-- Start PROVIDED ENTRIES --

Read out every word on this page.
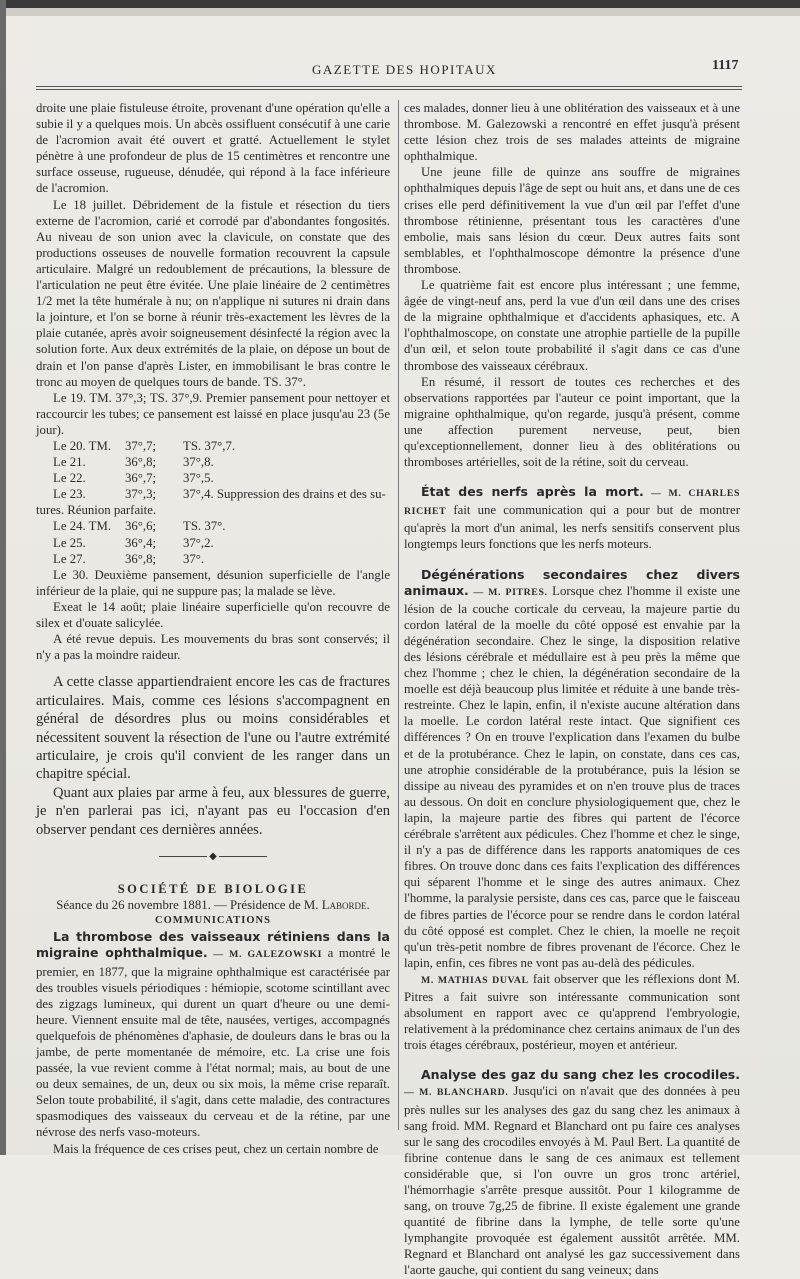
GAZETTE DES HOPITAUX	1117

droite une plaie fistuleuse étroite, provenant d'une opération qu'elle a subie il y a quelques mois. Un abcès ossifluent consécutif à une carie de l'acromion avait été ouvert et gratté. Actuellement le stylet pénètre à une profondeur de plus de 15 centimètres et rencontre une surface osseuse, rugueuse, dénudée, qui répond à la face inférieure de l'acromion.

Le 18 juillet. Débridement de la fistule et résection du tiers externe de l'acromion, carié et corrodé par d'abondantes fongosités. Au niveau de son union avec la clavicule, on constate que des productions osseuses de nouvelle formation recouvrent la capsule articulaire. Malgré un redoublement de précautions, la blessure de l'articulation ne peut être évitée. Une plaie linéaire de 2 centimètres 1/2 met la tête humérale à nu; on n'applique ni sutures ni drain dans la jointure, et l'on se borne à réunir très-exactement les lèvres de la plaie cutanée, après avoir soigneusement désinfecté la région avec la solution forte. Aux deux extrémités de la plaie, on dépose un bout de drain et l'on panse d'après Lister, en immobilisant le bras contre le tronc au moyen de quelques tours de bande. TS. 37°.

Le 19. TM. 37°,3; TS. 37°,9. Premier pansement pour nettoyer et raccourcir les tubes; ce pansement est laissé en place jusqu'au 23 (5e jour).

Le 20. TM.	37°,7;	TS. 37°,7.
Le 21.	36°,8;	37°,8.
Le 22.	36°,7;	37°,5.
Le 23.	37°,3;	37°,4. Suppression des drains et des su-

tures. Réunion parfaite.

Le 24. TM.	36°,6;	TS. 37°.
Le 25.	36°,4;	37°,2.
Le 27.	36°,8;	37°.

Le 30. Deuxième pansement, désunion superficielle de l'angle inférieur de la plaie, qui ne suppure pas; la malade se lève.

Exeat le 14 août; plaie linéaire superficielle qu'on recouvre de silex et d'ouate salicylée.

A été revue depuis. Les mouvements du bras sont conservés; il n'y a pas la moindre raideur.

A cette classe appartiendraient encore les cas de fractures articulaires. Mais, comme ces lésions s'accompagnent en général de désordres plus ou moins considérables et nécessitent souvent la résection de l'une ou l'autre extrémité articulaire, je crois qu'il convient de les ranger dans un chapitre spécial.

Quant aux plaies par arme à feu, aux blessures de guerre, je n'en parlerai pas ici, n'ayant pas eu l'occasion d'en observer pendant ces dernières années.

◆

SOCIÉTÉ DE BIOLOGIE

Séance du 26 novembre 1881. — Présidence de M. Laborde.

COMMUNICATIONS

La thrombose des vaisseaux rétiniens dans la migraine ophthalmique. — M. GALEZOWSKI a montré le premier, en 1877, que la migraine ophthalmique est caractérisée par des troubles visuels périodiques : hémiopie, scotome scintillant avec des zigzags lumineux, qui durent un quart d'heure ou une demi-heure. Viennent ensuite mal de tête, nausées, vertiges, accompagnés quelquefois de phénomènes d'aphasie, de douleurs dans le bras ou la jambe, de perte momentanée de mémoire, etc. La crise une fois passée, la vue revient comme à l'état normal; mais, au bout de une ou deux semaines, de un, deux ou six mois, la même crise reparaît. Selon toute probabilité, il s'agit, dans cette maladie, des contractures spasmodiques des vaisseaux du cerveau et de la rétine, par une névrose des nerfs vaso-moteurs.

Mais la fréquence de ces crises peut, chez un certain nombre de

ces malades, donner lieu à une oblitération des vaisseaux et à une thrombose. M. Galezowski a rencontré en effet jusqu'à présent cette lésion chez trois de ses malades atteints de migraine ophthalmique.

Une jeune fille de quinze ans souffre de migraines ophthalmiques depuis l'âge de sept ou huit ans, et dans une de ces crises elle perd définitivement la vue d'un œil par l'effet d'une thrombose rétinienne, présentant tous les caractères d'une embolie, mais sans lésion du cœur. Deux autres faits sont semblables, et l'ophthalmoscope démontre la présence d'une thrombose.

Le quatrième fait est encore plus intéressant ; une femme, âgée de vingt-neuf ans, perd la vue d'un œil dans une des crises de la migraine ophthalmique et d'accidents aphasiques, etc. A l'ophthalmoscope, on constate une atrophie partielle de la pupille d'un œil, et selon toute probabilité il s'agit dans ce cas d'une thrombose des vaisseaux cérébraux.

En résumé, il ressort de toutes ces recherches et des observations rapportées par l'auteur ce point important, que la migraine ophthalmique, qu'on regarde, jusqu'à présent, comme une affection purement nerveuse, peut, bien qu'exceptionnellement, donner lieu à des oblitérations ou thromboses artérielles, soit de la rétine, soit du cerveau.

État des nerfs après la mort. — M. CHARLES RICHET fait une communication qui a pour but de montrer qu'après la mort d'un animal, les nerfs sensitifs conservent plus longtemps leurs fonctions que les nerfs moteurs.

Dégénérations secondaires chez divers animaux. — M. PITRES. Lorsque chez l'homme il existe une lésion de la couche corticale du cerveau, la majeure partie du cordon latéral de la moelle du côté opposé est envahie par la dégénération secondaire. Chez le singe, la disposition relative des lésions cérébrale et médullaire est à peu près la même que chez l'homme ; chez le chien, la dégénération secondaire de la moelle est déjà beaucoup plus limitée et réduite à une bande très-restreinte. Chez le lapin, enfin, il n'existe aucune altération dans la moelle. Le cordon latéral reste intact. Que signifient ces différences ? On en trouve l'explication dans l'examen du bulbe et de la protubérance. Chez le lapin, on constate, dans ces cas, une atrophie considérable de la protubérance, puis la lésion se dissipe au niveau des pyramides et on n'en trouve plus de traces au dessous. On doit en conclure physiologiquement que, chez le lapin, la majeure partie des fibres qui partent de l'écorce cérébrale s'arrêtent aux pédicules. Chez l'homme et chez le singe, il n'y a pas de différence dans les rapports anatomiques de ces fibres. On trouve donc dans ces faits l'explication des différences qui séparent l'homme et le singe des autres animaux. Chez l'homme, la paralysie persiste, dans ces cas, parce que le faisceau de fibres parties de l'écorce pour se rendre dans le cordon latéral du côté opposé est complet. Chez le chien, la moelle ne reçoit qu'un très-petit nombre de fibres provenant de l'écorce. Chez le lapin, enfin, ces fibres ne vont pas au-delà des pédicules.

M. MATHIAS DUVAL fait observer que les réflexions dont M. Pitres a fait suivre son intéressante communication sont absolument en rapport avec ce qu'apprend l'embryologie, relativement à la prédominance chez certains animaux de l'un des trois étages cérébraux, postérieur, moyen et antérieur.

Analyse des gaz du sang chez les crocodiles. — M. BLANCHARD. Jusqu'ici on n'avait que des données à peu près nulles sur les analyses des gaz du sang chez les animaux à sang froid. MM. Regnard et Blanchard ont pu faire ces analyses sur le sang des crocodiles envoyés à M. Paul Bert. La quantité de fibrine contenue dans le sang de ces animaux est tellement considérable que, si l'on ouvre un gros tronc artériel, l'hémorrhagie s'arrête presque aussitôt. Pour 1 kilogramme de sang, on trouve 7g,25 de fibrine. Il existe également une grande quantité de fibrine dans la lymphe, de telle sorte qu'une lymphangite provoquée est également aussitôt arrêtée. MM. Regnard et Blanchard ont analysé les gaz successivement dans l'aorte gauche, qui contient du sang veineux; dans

-- End PROVIDED ENTRIES --
-- Start PROVIDED ENTRIES --

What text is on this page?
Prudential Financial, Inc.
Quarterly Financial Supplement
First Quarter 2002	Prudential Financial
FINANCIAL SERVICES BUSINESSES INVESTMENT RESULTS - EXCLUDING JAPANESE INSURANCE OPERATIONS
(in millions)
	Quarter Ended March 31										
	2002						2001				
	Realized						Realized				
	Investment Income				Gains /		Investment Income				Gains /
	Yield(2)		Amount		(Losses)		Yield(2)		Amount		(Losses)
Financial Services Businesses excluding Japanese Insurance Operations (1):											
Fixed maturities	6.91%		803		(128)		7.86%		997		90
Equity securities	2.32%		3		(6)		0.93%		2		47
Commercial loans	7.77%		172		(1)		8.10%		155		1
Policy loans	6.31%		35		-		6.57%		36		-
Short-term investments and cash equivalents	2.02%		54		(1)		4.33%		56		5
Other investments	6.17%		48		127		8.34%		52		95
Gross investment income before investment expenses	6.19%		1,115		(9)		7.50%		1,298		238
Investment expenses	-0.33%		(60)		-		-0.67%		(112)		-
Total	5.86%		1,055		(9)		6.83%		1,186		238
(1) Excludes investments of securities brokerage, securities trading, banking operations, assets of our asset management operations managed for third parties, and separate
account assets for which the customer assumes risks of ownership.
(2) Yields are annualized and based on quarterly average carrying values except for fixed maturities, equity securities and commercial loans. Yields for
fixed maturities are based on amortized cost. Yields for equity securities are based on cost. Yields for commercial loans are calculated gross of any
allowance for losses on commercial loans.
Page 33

-- End PROVIDED ENTRIES --
-- Start PROVIDED ENTRIES --

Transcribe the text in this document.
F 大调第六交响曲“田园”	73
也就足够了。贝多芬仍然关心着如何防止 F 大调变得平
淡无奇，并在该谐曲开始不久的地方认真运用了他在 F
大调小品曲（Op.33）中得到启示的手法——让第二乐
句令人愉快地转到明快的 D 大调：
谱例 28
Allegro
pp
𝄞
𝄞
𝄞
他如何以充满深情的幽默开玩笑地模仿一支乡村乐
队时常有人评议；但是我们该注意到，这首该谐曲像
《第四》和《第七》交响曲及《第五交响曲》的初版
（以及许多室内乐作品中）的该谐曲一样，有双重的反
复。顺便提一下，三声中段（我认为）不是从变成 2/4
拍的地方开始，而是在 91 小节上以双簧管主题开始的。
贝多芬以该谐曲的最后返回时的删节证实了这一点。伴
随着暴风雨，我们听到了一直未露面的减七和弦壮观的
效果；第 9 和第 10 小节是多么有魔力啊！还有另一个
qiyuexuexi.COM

-- End PROVIDED ENTRIES --

EXERCISE AIM:
Search the data for "investments". Copy every matching line.

COMPLETED EXERCISE:
Short-term investments and cash equivalents	2.02%		54		(1)		4.33%		56		5
Other investments	6.17%		48		127		8.34%		52		95
(1) Excludes investments of securities brokerage, securities trading, banking operations, assets of our asset management operations managed for third parties, and separate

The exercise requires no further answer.